§ Challenge
Below are the records. Gather each line that holds "text".

§ Supplied records
▼▼▼

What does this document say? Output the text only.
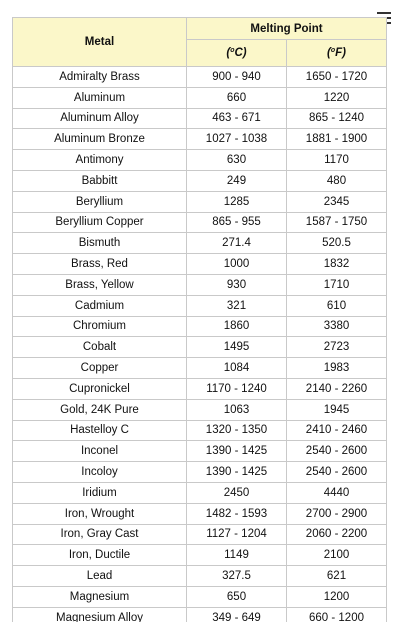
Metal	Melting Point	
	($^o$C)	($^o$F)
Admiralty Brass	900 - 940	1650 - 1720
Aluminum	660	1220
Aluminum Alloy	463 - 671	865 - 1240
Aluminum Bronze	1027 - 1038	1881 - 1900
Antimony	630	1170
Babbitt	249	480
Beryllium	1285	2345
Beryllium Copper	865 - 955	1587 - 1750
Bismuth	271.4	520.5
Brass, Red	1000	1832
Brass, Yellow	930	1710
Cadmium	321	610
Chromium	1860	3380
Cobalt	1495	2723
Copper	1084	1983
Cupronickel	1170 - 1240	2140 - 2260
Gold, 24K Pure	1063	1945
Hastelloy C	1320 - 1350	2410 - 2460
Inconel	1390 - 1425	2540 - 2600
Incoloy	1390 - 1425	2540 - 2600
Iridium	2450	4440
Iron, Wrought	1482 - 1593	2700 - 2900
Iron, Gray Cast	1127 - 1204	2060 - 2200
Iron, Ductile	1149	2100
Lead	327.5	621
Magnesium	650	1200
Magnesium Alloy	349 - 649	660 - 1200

▲▲▲
▼▼▼

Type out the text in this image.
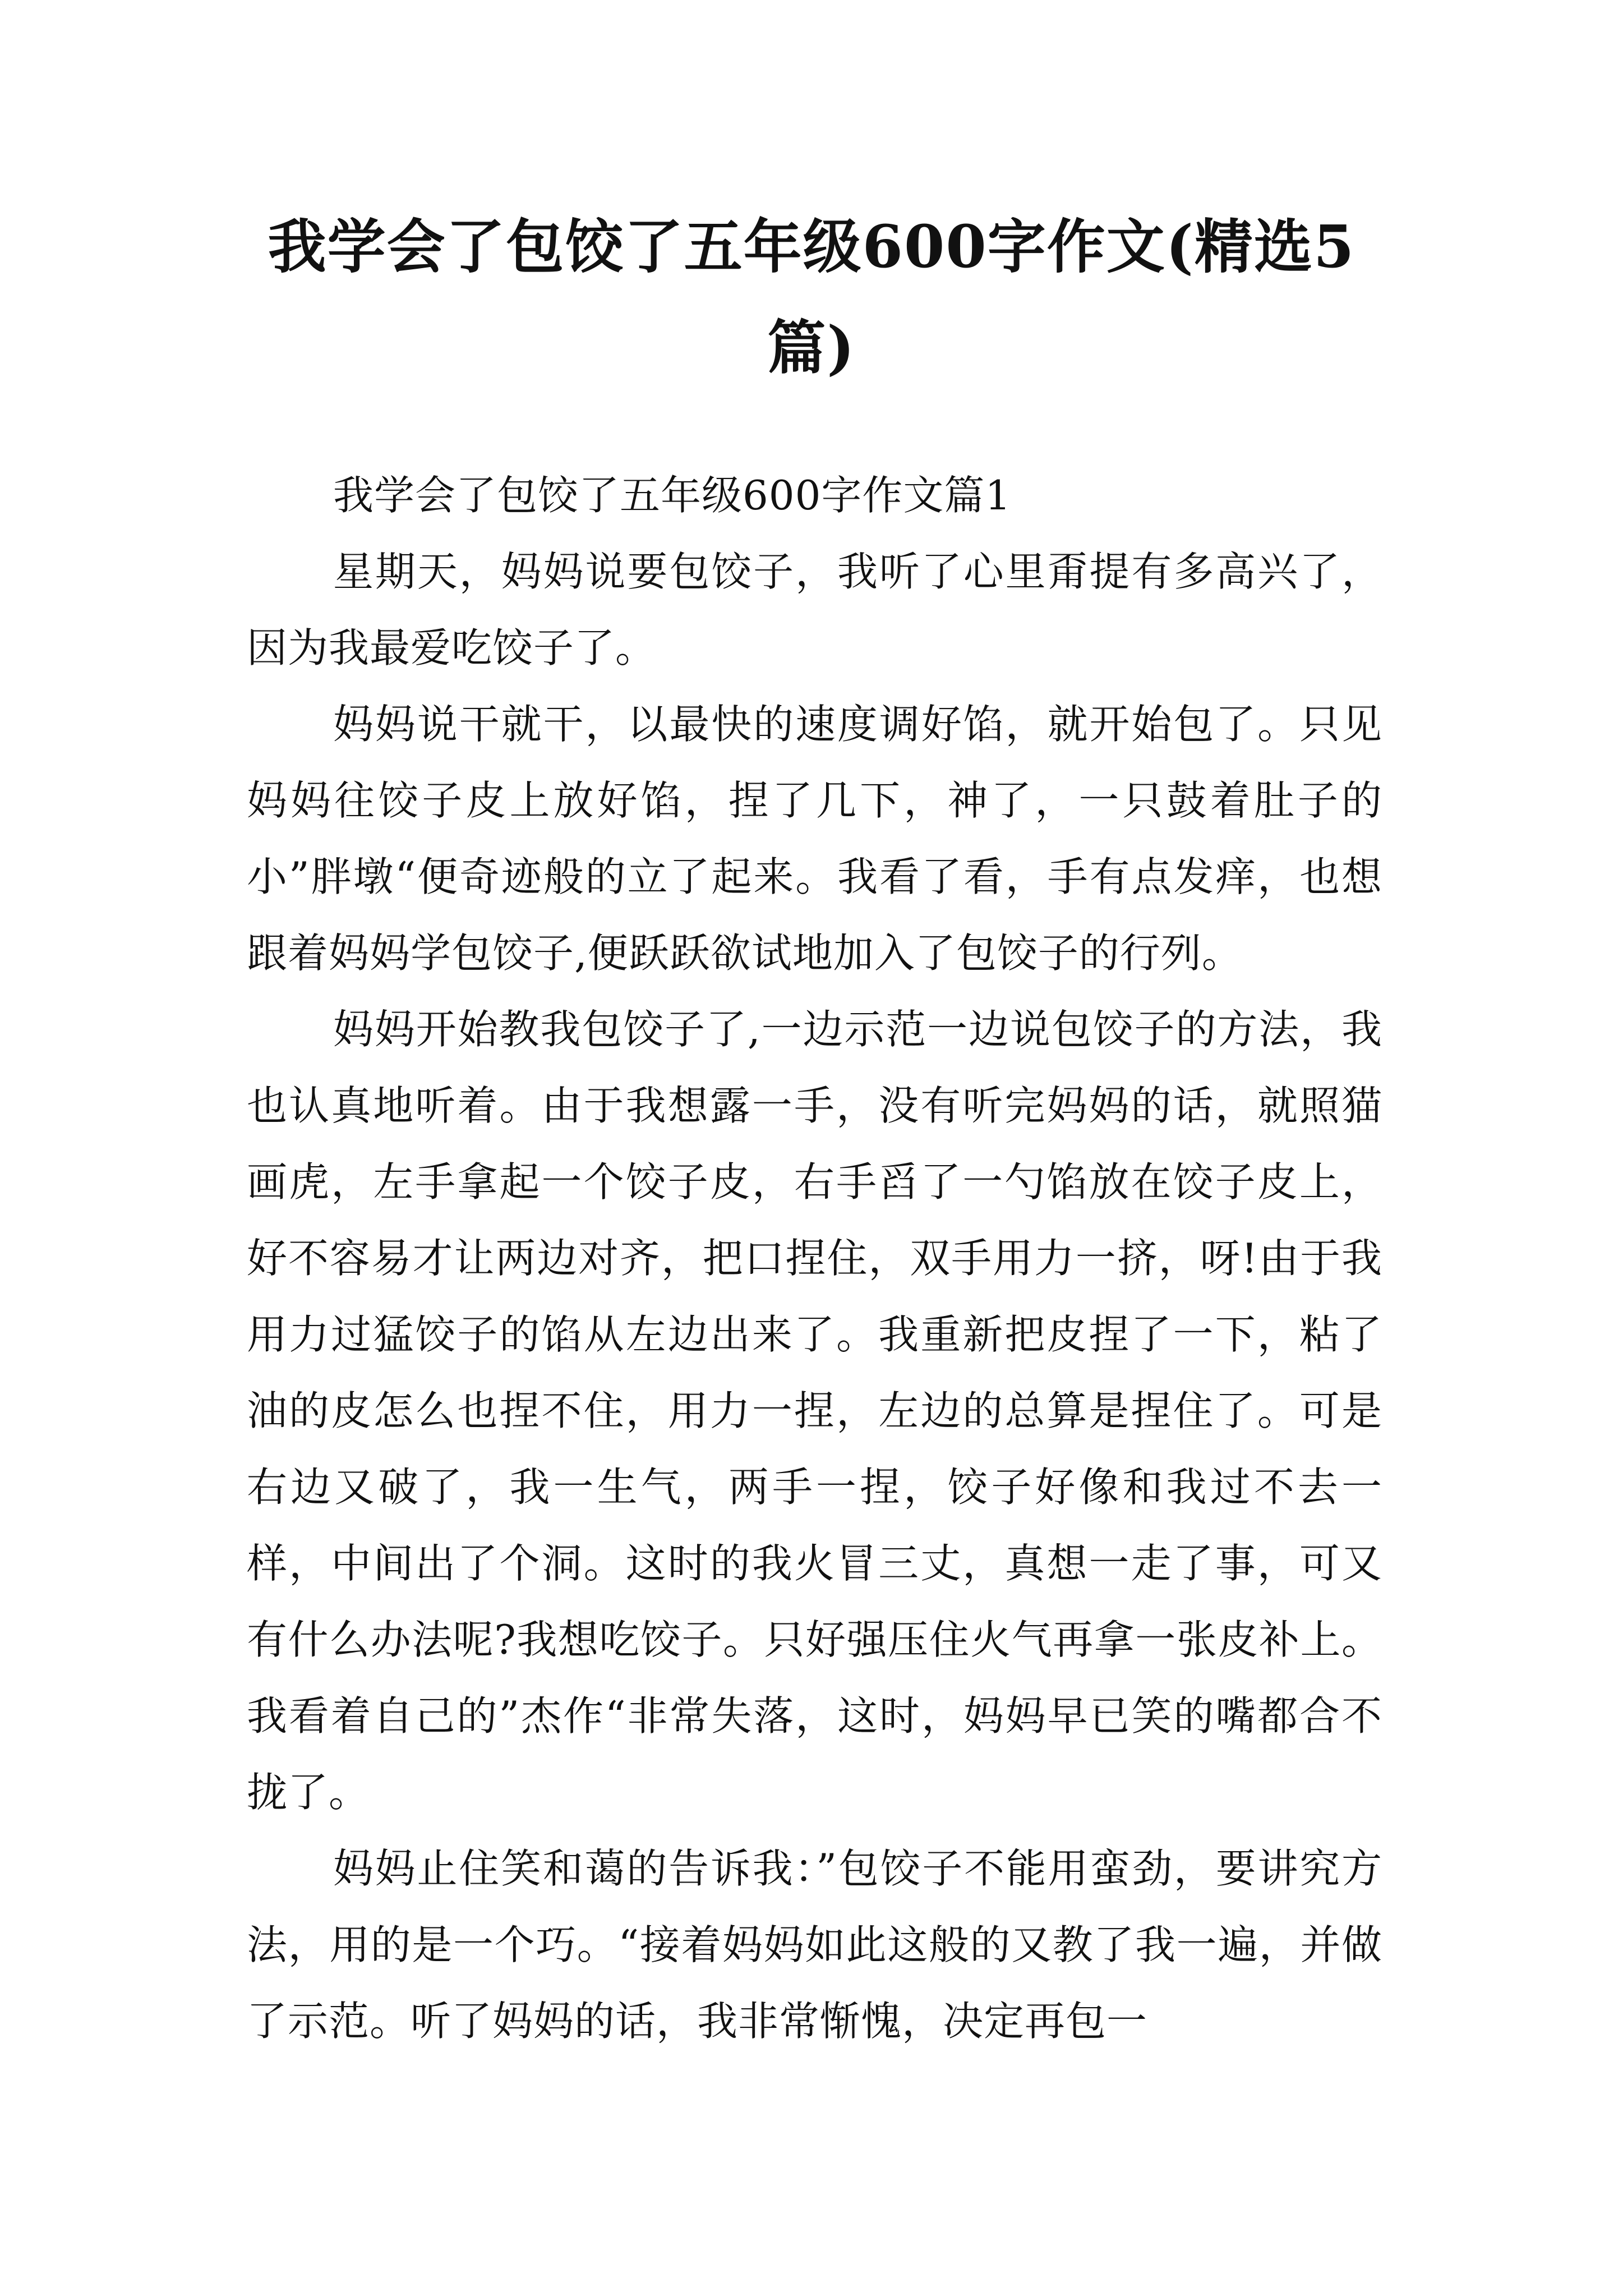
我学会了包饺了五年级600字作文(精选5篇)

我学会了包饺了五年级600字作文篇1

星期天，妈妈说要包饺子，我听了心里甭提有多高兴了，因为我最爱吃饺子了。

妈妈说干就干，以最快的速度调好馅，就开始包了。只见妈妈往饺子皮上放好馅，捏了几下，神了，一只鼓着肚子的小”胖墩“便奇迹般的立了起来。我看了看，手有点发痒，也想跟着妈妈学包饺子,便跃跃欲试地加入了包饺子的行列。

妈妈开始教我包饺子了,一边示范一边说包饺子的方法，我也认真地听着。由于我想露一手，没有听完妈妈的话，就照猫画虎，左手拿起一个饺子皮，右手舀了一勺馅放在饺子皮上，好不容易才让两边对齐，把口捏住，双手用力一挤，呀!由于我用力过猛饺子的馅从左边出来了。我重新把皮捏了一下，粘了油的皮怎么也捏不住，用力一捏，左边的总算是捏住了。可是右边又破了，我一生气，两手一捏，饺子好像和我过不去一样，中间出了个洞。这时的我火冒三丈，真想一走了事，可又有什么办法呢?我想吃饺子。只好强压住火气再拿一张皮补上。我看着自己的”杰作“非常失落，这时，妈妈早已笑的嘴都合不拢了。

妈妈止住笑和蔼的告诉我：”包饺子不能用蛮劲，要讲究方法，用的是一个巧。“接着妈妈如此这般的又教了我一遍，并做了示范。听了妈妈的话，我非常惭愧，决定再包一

▲▲▲

§ Written answer
What does this document say? Output the text only.
Type out the text in this image.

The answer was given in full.